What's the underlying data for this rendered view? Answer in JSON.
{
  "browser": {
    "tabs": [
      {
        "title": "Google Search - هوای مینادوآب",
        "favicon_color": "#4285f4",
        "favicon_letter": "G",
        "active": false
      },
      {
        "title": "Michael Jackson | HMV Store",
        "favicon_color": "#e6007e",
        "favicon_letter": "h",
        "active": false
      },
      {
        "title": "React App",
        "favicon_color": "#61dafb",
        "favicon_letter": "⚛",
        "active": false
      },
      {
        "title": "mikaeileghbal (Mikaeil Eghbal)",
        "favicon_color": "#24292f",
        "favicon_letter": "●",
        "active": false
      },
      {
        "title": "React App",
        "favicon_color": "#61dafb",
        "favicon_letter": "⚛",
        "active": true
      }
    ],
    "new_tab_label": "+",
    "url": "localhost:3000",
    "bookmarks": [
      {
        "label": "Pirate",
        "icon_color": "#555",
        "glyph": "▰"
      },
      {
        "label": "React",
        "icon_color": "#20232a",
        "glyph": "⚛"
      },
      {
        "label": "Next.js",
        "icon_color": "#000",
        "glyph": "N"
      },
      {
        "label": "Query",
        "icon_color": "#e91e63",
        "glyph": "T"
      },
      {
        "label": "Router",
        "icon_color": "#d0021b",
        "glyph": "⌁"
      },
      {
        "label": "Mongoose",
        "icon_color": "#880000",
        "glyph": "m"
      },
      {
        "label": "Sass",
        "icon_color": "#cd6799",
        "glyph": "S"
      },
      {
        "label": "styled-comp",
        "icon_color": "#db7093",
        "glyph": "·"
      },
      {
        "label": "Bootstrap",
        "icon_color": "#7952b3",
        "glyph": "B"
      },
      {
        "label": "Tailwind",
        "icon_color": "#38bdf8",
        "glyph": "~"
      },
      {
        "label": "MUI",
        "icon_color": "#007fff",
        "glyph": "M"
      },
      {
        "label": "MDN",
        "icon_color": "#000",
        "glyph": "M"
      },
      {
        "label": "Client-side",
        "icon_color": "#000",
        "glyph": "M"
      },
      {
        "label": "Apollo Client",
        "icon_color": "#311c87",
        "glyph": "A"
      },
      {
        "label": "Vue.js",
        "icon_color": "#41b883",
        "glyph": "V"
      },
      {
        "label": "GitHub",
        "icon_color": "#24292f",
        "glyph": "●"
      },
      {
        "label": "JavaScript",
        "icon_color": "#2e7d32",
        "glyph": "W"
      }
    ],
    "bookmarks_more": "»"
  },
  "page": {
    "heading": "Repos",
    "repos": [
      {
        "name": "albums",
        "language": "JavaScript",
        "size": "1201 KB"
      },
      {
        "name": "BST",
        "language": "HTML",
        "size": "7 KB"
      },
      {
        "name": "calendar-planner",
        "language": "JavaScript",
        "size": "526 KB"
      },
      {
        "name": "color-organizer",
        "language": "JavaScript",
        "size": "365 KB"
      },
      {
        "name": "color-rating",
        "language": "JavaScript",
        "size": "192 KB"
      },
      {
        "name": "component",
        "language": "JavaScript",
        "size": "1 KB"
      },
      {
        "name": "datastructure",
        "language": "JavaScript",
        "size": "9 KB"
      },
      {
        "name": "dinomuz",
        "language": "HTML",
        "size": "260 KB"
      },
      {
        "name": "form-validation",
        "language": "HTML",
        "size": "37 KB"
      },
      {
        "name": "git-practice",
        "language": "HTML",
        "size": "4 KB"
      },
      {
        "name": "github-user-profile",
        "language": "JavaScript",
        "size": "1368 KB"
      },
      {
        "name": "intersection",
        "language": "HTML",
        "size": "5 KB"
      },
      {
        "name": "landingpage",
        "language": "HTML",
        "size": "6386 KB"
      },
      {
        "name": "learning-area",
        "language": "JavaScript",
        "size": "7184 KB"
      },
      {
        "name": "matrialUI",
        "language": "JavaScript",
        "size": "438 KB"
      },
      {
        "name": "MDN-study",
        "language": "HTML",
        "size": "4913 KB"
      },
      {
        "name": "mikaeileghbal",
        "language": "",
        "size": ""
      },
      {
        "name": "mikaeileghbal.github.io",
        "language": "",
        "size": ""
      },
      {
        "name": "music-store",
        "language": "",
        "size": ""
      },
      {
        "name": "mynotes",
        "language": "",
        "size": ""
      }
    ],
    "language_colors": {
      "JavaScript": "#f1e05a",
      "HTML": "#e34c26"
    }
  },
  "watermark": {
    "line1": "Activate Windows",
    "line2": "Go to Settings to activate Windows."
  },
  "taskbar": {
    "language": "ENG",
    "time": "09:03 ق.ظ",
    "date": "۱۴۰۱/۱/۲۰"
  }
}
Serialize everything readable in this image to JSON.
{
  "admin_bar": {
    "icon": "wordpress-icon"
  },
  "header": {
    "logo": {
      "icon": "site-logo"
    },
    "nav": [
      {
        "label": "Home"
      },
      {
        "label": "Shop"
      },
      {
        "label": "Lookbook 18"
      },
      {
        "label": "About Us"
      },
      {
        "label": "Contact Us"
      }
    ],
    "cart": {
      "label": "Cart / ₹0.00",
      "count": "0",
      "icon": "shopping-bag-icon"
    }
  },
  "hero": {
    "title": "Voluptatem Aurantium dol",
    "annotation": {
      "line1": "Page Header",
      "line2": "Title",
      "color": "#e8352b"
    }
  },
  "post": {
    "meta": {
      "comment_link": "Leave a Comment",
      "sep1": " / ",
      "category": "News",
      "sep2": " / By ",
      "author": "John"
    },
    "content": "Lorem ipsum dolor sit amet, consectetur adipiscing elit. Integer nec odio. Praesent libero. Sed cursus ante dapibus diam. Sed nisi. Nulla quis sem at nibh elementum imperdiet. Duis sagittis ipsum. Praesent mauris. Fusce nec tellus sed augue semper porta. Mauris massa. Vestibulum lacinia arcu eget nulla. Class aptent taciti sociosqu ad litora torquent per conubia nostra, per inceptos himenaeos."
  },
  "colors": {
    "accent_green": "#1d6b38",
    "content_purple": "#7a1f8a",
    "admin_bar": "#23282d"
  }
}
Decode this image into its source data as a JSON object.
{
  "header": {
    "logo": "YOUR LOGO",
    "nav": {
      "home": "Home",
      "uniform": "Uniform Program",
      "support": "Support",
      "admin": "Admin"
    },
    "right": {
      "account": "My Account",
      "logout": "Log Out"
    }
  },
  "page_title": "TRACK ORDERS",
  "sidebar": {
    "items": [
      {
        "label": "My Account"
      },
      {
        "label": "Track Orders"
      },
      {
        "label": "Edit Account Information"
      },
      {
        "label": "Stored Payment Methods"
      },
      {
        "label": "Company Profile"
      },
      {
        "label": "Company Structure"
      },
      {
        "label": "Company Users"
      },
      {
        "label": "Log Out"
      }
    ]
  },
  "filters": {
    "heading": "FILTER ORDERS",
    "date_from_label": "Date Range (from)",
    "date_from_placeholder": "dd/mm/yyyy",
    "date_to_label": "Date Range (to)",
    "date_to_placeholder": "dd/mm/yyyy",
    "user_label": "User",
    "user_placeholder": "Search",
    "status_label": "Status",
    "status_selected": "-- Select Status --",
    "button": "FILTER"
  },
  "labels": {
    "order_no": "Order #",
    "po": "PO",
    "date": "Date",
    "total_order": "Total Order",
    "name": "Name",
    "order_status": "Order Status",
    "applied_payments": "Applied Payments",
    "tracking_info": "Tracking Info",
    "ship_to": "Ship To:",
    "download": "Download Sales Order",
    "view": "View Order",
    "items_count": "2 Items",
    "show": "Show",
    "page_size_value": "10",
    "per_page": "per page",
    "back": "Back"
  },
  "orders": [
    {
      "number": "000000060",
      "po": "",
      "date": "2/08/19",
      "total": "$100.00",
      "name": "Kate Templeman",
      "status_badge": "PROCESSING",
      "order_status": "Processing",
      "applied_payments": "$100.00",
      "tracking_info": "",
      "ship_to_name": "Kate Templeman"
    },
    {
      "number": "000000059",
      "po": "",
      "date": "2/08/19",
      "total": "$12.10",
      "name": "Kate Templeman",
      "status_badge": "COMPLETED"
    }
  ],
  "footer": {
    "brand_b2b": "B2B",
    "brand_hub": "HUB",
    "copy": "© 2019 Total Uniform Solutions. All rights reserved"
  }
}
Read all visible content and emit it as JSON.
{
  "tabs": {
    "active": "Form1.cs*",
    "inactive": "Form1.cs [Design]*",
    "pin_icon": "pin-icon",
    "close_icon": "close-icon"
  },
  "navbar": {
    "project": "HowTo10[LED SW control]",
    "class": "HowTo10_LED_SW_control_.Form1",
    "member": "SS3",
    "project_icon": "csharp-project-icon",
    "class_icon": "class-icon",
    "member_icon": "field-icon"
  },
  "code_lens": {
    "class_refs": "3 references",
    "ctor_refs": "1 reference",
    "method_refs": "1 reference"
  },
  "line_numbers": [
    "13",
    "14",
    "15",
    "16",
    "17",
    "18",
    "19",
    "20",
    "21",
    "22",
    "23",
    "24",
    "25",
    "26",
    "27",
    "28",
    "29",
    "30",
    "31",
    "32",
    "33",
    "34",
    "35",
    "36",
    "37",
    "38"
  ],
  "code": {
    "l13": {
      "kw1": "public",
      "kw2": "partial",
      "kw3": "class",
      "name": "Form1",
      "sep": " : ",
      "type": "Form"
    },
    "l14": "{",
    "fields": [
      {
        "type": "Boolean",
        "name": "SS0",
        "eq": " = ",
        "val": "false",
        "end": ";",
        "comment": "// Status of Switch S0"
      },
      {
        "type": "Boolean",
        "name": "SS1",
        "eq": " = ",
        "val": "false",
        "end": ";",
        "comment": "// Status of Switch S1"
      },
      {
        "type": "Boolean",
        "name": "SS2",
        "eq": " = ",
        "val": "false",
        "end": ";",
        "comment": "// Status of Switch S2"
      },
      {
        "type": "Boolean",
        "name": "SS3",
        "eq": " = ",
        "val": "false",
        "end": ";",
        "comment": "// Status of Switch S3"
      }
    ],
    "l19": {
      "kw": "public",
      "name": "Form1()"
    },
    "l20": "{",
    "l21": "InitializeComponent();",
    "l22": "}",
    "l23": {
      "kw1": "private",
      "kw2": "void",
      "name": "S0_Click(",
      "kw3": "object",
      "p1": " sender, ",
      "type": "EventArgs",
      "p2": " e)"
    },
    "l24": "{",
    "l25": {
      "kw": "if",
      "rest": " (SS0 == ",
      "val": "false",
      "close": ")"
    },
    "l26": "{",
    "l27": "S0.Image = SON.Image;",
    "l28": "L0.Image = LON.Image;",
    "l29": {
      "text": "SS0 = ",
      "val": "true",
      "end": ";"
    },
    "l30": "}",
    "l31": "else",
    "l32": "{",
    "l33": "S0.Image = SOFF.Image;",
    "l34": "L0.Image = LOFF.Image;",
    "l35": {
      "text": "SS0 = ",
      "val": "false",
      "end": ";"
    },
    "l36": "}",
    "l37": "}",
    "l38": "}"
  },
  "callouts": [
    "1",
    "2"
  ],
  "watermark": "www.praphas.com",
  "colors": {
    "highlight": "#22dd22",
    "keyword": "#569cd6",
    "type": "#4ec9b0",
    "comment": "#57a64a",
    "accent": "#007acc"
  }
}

→ **Task to carry out**: How many of these lines contain "watermark"? Write only the number.

→ **Task solution**: 2